(Dataset listings of figures)
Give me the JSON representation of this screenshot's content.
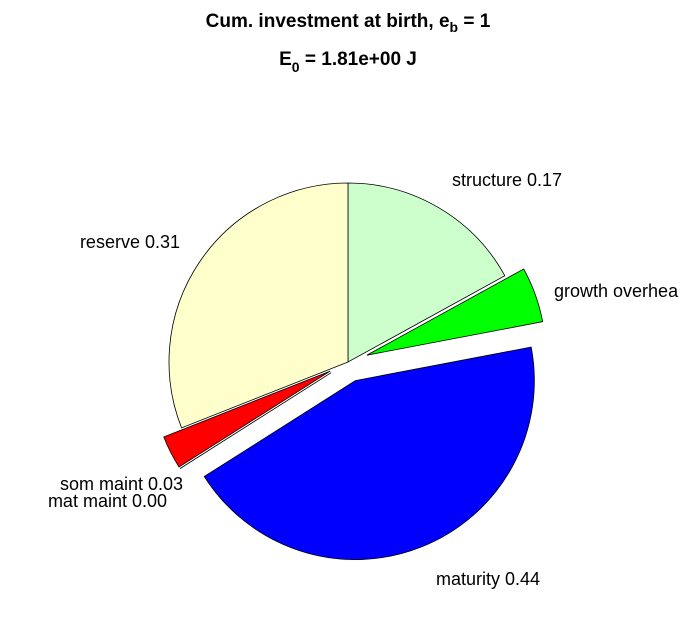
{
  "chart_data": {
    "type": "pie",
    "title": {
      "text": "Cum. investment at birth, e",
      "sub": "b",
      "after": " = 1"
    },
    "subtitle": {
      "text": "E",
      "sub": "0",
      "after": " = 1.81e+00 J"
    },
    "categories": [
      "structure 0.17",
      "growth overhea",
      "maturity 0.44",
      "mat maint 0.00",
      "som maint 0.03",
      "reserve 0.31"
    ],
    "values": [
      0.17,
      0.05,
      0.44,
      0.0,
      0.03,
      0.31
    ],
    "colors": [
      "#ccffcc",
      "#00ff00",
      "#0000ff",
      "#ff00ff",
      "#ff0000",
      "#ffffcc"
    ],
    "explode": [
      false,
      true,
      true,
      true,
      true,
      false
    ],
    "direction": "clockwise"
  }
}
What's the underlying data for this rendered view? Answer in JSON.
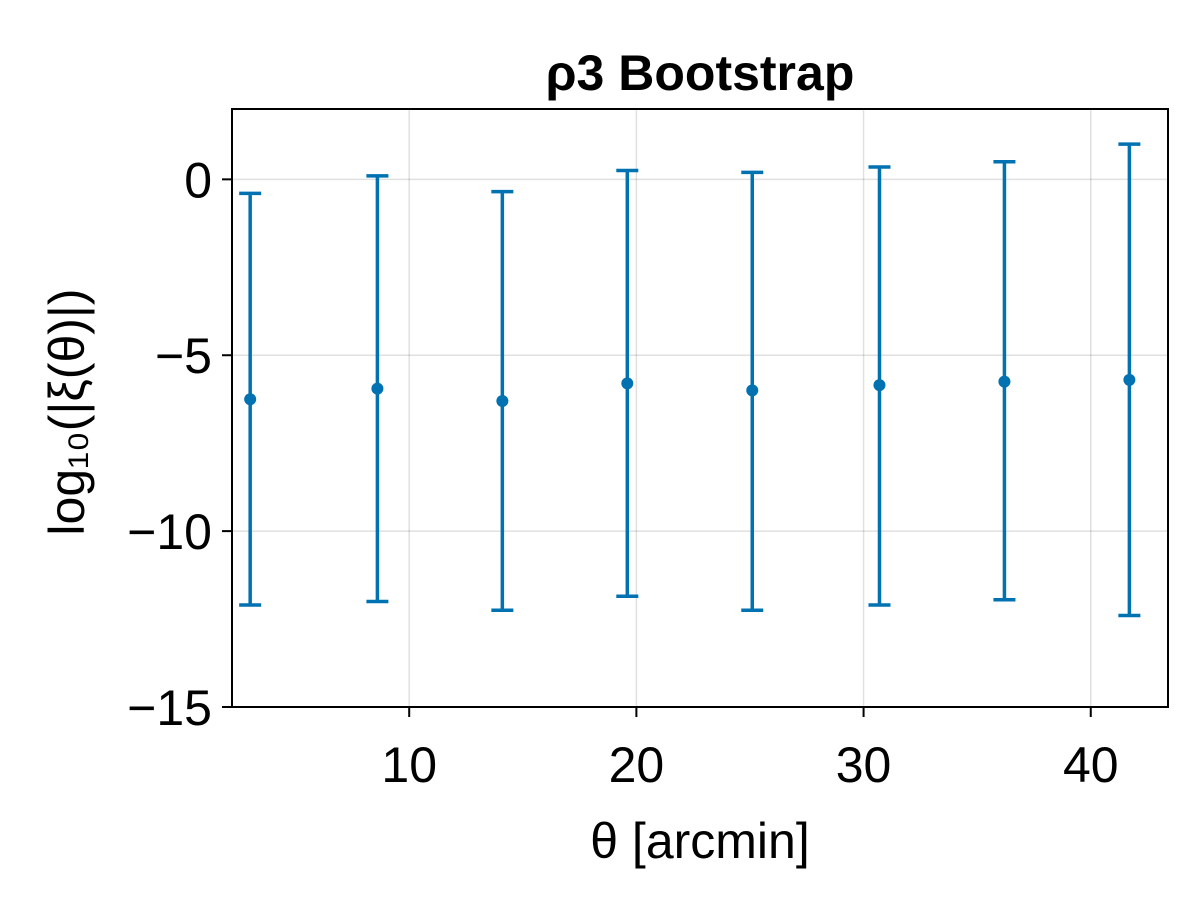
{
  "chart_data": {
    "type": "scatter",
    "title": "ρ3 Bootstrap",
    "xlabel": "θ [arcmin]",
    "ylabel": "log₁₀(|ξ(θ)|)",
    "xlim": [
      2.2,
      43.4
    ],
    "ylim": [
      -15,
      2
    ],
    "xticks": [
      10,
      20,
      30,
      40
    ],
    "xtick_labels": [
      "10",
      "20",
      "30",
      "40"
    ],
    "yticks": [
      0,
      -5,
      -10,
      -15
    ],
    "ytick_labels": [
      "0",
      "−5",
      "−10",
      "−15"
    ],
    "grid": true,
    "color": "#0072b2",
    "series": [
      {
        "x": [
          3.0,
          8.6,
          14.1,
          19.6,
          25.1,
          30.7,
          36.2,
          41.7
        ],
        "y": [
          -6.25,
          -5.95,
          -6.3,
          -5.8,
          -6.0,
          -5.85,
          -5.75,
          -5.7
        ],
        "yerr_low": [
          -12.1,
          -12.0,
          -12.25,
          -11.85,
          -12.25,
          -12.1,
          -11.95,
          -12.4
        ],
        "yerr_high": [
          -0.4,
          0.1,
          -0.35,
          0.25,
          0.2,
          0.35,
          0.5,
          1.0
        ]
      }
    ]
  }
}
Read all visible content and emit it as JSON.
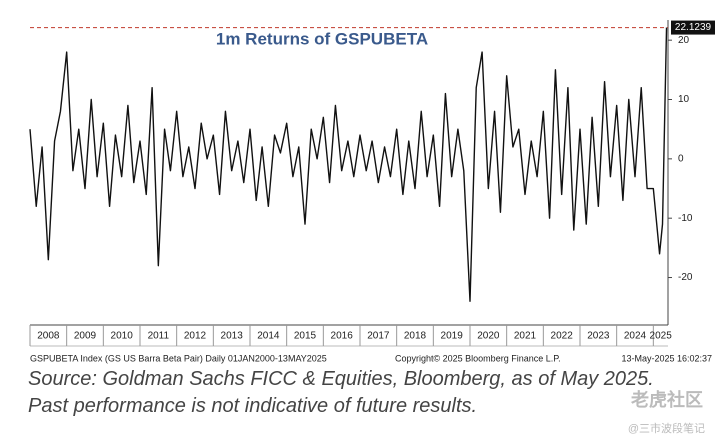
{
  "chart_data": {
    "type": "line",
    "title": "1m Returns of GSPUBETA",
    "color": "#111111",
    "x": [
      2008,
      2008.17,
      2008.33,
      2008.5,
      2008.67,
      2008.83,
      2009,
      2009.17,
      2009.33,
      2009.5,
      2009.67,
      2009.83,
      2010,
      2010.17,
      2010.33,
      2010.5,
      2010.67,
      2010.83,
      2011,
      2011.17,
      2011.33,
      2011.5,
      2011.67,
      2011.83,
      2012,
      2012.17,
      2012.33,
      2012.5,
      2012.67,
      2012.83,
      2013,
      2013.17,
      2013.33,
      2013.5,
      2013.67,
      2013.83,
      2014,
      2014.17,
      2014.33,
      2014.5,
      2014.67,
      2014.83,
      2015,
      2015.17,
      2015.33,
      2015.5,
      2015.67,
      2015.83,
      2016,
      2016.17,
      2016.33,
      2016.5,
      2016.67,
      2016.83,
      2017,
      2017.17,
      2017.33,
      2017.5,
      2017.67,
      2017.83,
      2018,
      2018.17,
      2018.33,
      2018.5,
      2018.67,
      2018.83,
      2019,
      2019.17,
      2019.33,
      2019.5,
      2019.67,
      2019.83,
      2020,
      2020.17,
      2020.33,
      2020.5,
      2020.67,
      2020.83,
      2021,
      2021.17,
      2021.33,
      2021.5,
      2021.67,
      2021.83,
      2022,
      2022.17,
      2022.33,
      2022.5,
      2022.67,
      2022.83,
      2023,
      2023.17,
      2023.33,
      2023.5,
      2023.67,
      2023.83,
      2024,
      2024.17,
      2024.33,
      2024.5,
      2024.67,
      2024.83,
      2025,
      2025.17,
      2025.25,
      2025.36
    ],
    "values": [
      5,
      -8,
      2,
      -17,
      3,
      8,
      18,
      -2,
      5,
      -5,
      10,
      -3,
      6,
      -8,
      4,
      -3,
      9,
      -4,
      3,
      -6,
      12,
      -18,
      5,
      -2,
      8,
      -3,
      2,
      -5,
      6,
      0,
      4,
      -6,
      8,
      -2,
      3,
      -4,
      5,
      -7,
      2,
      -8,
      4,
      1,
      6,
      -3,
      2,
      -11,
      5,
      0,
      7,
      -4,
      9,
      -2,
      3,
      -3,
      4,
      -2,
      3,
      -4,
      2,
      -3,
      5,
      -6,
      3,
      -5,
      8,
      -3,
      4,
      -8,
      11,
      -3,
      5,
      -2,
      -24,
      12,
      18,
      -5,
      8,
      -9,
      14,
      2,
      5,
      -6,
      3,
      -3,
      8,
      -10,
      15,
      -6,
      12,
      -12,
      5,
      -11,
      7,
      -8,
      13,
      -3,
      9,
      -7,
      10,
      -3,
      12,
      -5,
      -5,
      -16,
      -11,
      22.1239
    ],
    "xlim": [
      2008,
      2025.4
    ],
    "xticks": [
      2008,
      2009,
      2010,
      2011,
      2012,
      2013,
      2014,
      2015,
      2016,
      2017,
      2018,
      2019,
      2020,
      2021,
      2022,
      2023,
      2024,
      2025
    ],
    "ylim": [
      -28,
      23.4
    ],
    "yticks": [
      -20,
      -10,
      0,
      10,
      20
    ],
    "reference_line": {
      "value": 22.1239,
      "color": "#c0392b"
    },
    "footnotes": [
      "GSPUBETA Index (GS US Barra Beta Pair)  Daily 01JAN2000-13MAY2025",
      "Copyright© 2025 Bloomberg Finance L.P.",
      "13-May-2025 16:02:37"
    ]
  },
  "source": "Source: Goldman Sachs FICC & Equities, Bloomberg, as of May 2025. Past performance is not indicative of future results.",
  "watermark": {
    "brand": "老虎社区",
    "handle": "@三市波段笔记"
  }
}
---
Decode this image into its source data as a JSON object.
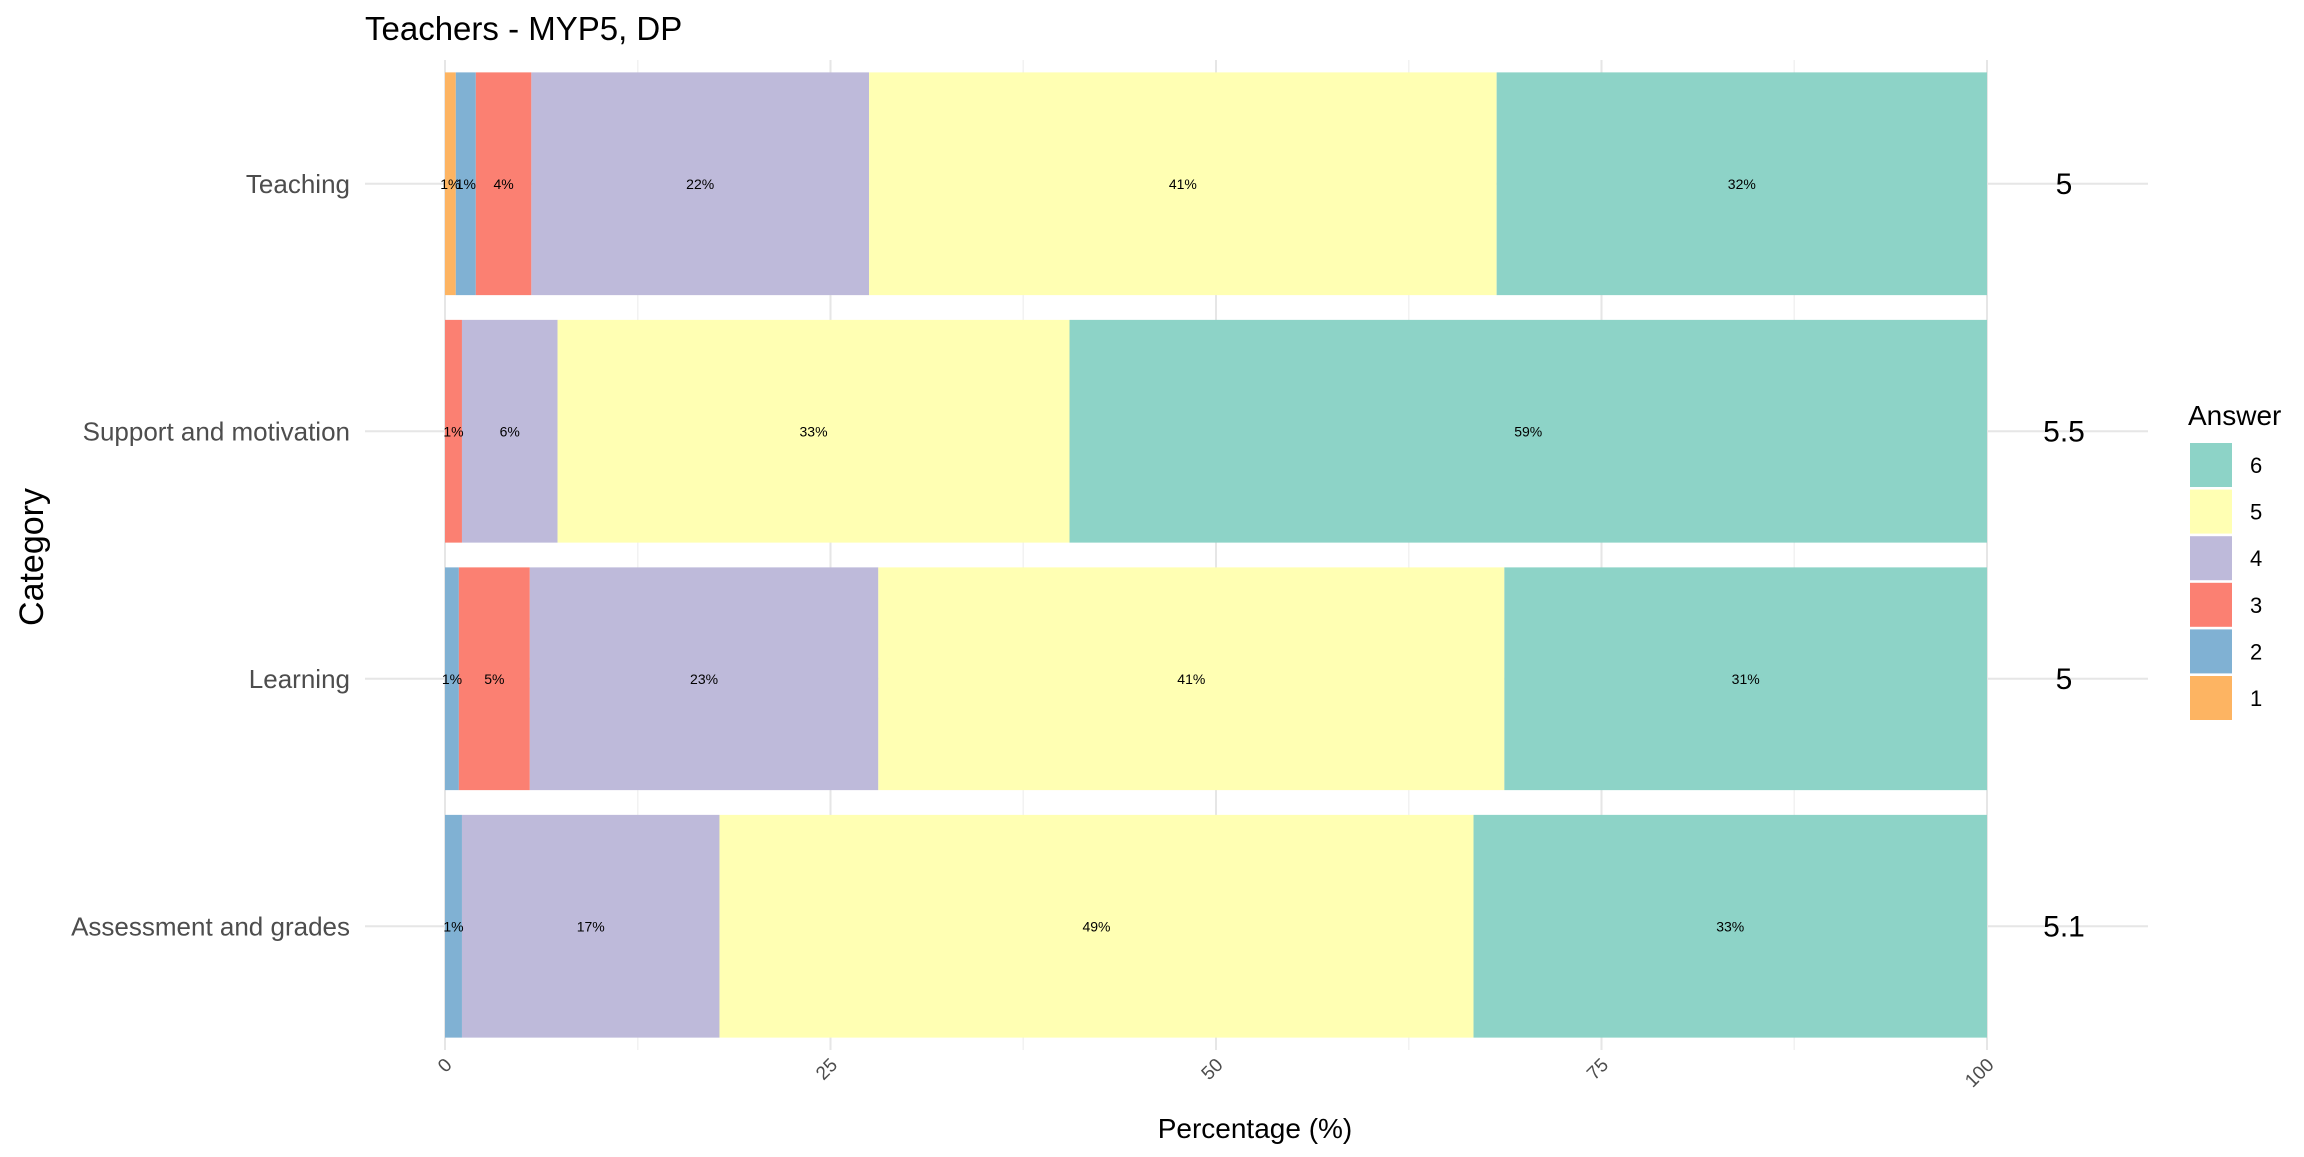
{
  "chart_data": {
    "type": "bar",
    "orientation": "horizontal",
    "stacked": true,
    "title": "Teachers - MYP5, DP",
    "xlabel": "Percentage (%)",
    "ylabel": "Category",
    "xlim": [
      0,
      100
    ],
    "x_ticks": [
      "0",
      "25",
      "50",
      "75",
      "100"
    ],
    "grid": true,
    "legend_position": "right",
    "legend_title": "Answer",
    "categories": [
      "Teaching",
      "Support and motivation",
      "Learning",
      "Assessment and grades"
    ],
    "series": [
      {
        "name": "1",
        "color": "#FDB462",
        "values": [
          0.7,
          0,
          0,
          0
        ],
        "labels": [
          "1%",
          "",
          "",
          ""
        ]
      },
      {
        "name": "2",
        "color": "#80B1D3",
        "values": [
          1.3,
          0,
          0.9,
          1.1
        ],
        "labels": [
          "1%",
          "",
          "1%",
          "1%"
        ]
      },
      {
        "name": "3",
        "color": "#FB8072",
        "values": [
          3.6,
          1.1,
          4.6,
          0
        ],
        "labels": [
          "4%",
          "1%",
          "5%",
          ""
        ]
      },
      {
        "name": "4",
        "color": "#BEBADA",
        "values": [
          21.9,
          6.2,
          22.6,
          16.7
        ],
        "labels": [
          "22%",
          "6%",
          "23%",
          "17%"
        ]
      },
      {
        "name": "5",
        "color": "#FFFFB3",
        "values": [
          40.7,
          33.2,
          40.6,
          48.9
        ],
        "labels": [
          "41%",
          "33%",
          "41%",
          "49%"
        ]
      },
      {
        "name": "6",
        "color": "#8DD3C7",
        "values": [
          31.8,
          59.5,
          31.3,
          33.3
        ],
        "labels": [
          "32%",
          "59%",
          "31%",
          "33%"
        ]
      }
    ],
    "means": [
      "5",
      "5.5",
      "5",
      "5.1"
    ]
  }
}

• To be done
Gather up every line in the data above that contains the word "content", copying each one.

• Response to the task
Give me the JSON representation of this screenshot's content.
Read all visible content and emit it as JSON.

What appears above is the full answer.